In the records that follow, show each line where the word "kann" is present.

BEGIN

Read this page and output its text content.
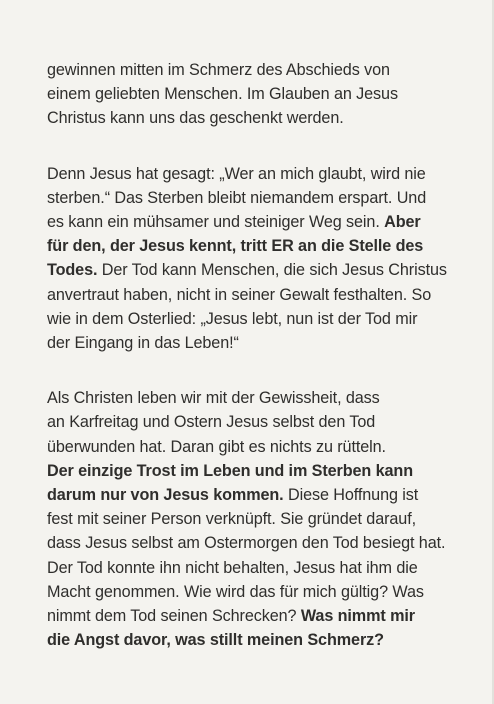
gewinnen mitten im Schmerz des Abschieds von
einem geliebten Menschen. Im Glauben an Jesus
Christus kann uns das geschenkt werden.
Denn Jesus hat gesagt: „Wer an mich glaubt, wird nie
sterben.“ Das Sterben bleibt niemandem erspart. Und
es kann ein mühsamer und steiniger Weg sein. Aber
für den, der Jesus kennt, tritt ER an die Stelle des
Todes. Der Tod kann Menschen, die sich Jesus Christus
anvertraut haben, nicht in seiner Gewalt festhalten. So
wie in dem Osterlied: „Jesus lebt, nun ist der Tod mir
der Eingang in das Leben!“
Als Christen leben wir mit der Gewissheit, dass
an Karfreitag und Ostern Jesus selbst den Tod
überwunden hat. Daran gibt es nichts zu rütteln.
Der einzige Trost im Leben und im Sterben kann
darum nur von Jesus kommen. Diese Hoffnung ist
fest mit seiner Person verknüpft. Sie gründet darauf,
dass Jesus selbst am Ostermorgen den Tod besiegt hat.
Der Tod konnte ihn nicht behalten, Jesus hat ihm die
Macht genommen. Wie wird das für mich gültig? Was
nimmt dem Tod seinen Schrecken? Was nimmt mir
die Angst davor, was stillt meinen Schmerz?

END
BEGIN

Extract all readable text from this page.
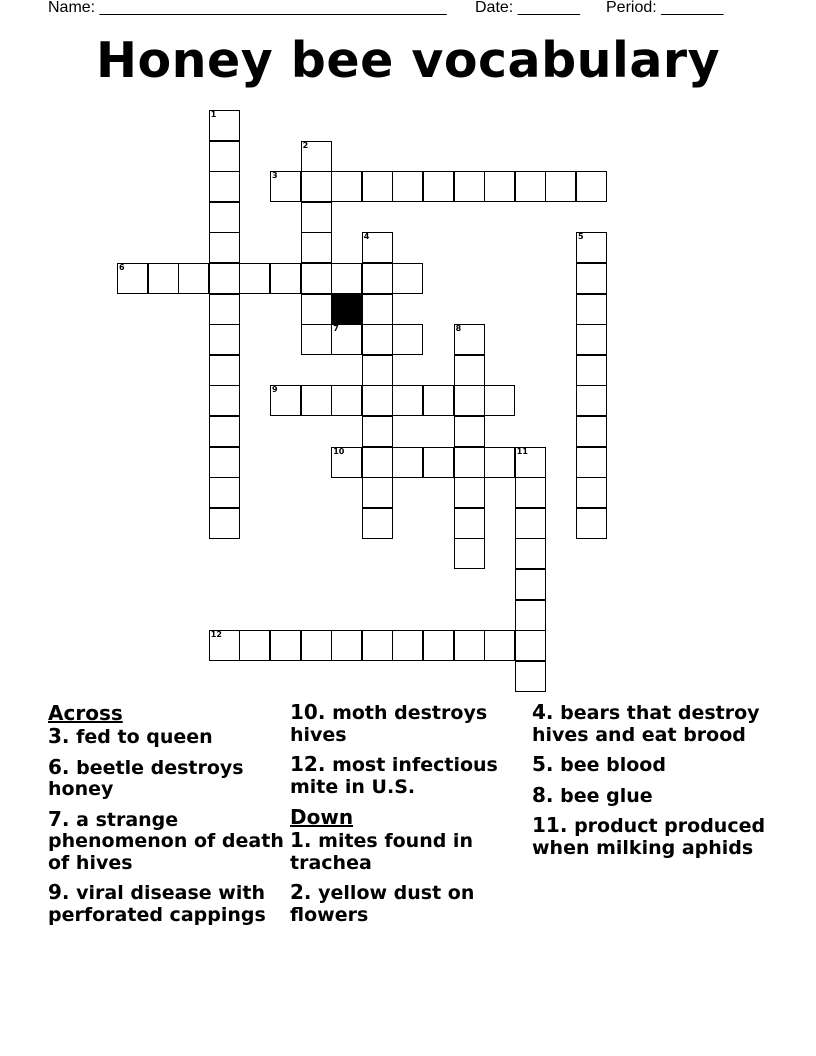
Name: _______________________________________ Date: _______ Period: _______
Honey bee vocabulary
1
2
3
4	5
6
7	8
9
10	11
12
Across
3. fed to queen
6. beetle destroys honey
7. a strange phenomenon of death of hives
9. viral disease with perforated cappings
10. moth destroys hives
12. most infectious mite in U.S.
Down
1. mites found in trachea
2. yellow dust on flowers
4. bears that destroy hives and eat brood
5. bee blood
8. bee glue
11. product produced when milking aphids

END

Answer section:
Christus kann uns das geschenkt werden.
es kann ein mühsamer und steiniger Weg sein. Aber
Todes. Der Tod kann Menschen, die sich Jesus Christus
Der einzige Trost im Leben und im Sterben kann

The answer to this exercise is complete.